§ **BRIEF 1**:
Decide whether each statement below agrees with the guide on photographing artwork. Answer yes or no for each, and quote the words of the guide that decide it.
(a) Direct sunlight measures about 5,500K.
(b) The guide suggests using the camera's flash for even lighting.
(c) Lights placed too close to the painting create hot spots.

§ **DOCUMENT TEXT**:
....................

Why does your beautifully vibrant painting look washed out, yellowed, or strangely distorted every time you photograph it? You spent hours mixing the perfect greens and capturing subtle skin tones—only to have your camera transform them into something unrecognizable. This guide covers the specific techniques galleries and professional artists use to capture accurate images of their artwork, whether you're building an online portfolio, submitting to exhibitions, or creating prints. Getting this right matters because juried shows and online sales depend entirely on how well your digital images represent the real thing. The good news? You don't need a $3,000 camera or a professional studio. You just need to understand how light, angles, and camera settings interact with painted surfaces—and how to correct the problems that inevitably pop up.

Why do my paintings look yellow or blue in photos?

The color cast problem plagues nearly every artist who tries to document their work. Your eyes see the painting one way, but your camera interprets the scene through its own understanding of "white balance"—and that interpretation is rarely accurate under indoor lighting. Incandescent bulbs add an orange-yellow warmth. Fluorescent tubes cast a sickly green. Even "daylight" LED bulbs often carry a subtle blue bias that makes warm paintings look cold and lifeless.

The fix starts with understanding color temperature, measured in Kelvin. Candlelight sits around 1,900K (very warm/orange). Direct sunlight is about 5,500K (neutral). Open shade can hit 7,000K (cool/blue). Your camera's auto white balance tries to guess where it is on this scale, but it often guesses wrong—especially when multiple light sources compete. The solution isn't buying expensive lights (though that helps). It's creating consistency. If you photograph near a window during the day, turn off every indoor light. Mixed lighting creates color nightmares that are nearly impossible to fix later. If you must use artificial light, use two identical bulbs positioned at equal distances from your painting. Most importantly, include a gray card or white balance target in your first shot—this gives you a neutral reference point when editing. Adobe's guide to white balance explains how different light sources affect your images and why manual correction often produces better results than auto settings.

What lighting setup works best for photographing artwork?

You don't need a professional photo studio—you need two lights, two clamps, and an understanding of the 45-degree rule. Position your lights at equal 45-degree angles to the painting's surface, forming a triangle with the camera. This setup minimizes reflections while providing even illumination across the entire canvas. The key is distance: lights placed too close create hot spots (areas that are brighter than the rest), while lights too far away require higher ISO settings that introduce grain and noise.

Daylight-balanced LED panels or 5,000K bulbs work beautifully if you're shooting indoors without good window light. Avoid using your camera's flash at all costs—it creates harsh reflections, washes out textures, and produces that dreaded "snapshot" look that screams amateur. If you're working with natural light, north-facing windows provide the most consistent illumination throughout the day (in the northern hemisphere, anyway—south-facing if you're down under). The quality of light matters as much as the quantity. Hard, direct sunlight creates texture by emphasizing brushstrokes and impasto, but it also creates shadows within the painting itself that distort how the work actually looks. Soft, diffused light—whether from clouds, a white sheet over a window, or softbox attachments on your lamps—reveals the true colors without adding drama that isn't there.

How can I avoid glare and reflections on glossy paintings?

Varied or resin-coated surfaces turn into mirrors under the wrong lighting, reflecting windows, light fixtures, or—you—holding the camera. The 45-degree lighting setup helps enormously, but sometimes it's not enough. If you still see hotspots or reflections, try the "four-point lighting" adjustment: move your lights slightly higher or lower while maintaining those 45-degree angles. Often the reflection is coming from a specific overhead source or window behind you.

....................

§ **BRIEF 2**: Rewrite the records starting at their first line and ending at the line containing "Polygon shape [136, 110, 153, 130]", with "Text" replaced by "Label" and nothing else changed.

....................

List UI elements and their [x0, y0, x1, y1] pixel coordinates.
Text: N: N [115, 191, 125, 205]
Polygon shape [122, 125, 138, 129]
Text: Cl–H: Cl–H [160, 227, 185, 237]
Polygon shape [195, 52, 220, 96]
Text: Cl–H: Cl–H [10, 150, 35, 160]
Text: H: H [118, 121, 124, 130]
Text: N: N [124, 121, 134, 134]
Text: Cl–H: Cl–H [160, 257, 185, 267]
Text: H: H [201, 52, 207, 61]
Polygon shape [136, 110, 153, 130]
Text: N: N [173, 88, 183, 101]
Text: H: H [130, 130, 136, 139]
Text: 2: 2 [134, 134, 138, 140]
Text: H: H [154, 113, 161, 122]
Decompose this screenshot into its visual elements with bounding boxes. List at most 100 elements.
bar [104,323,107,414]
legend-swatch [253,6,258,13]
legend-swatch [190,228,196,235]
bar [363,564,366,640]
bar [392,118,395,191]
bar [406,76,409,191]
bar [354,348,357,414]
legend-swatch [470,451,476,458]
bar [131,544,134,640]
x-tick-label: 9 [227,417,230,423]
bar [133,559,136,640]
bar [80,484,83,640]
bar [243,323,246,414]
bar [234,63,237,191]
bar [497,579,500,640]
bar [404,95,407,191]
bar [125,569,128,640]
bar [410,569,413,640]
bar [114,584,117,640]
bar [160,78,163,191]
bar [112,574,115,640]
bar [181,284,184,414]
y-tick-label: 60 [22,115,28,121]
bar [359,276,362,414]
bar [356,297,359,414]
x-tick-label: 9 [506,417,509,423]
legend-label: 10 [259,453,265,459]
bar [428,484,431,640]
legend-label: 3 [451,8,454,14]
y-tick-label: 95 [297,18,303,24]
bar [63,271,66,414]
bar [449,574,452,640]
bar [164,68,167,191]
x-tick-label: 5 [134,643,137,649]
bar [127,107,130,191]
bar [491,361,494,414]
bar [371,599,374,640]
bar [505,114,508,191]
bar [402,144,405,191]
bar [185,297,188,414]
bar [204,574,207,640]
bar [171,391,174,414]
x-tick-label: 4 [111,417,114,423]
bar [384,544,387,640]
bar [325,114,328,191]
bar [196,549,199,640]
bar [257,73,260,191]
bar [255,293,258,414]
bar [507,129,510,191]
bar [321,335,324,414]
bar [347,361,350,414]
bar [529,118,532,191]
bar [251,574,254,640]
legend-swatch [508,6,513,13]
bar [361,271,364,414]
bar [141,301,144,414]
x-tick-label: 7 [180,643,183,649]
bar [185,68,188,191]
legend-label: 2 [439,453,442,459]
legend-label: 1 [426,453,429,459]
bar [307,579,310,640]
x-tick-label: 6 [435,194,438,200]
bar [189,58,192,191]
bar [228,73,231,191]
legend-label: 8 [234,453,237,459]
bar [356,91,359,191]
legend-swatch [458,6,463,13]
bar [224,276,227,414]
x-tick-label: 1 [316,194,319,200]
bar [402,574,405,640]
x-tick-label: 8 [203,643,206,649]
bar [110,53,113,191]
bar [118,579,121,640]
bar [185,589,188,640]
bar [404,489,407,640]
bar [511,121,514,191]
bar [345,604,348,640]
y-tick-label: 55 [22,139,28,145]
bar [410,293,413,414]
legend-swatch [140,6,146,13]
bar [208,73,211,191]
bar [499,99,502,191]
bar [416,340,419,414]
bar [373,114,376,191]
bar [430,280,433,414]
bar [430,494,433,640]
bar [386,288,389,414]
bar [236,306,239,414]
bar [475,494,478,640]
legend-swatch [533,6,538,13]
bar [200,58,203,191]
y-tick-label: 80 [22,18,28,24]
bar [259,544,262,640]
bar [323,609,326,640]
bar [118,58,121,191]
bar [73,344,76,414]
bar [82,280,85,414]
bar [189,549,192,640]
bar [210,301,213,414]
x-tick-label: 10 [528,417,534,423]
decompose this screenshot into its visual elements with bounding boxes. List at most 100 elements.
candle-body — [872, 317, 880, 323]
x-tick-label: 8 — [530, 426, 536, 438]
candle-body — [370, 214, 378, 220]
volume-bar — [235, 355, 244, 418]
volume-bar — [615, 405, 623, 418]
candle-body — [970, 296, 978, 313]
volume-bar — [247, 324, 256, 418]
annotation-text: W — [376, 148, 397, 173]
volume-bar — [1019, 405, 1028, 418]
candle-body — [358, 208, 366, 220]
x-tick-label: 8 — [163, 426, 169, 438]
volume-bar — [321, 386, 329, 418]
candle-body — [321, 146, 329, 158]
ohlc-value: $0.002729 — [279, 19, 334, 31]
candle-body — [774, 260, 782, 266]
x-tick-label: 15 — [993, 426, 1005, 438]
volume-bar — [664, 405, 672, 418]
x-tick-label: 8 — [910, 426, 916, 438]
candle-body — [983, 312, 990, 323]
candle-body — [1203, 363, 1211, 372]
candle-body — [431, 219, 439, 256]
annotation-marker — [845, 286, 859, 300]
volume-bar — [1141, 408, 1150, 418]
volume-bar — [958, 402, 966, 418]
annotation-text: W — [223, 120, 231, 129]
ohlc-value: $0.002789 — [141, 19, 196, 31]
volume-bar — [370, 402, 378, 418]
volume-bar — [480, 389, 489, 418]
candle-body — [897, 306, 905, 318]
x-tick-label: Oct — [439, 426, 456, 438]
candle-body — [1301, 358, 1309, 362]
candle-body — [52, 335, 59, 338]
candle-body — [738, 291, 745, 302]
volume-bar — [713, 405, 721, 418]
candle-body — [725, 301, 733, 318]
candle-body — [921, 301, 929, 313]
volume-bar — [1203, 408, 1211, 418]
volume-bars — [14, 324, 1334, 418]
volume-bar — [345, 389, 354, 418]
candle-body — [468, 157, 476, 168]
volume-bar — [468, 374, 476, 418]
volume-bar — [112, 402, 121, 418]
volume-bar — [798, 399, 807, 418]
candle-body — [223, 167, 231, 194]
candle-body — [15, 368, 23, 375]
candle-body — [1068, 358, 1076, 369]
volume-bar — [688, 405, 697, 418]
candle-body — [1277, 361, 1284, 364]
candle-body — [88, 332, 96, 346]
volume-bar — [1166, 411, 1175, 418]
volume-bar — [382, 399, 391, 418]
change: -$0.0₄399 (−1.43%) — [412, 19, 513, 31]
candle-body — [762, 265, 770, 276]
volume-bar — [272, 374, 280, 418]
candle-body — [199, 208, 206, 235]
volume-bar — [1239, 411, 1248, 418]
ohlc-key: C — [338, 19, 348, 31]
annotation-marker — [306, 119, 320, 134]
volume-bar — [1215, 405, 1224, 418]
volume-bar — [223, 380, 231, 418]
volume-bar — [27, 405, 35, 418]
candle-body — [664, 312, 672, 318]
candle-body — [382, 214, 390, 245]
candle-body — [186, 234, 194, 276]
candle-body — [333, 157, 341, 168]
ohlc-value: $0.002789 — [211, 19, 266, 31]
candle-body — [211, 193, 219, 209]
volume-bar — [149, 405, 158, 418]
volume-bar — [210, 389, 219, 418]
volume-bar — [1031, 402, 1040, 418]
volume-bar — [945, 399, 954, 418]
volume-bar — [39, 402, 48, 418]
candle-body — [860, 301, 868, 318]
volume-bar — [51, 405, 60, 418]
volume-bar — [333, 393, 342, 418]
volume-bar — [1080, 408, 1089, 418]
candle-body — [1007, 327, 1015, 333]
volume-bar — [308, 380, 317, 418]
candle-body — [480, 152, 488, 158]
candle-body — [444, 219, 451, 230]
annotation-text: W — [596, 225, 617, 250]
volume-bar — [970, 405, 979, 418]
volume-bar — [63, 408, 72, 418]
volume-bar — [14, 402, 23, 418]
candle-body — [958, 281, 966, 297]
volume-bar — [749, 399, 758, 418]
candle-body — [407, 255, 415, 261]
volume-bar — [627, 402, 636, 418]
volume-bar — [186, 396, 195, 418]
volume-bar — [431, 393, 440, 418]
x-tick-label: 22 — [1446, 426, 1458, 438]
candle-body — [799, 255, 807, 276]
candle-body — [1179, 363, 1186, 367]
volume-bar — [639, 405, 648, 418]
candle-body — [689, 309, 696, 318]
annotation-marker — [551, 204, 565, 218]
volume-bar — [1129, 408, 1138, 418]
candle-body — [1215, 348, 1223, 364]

....................

§ **FINISHED ANSWER 1**:
(a) Yes: "Direct sunlight is about 5,500K (neutral)."
(b) No: "Avoid using your camera's flash at all costs"
(c) Yes: "lights placed too close create hot spots"

§ **FINISHED ANSWER 2**:
List UI elements and their [x0, y0, x1, y1] pixel coordinates.
Label: N: N [115, 191, 125, 205]
Polygon shape [122, 125, 138, 129]
Label: Cl–H: Cl–H [160, 227, 185, 237]
Polygon shape [195, 52, 220, 96]
Label: Cl–H: Cl–H [10, 150, 35, 160]
Label: H: H [118, 121, 124, 130]
Label: N: N [124, 121, 134, 134]
Label: Cl–H: Cl–H [160, 257, 185, 267]
Label: H: H [201, 52, 207, 61]
Polygon shape [136, 110, 153, 130]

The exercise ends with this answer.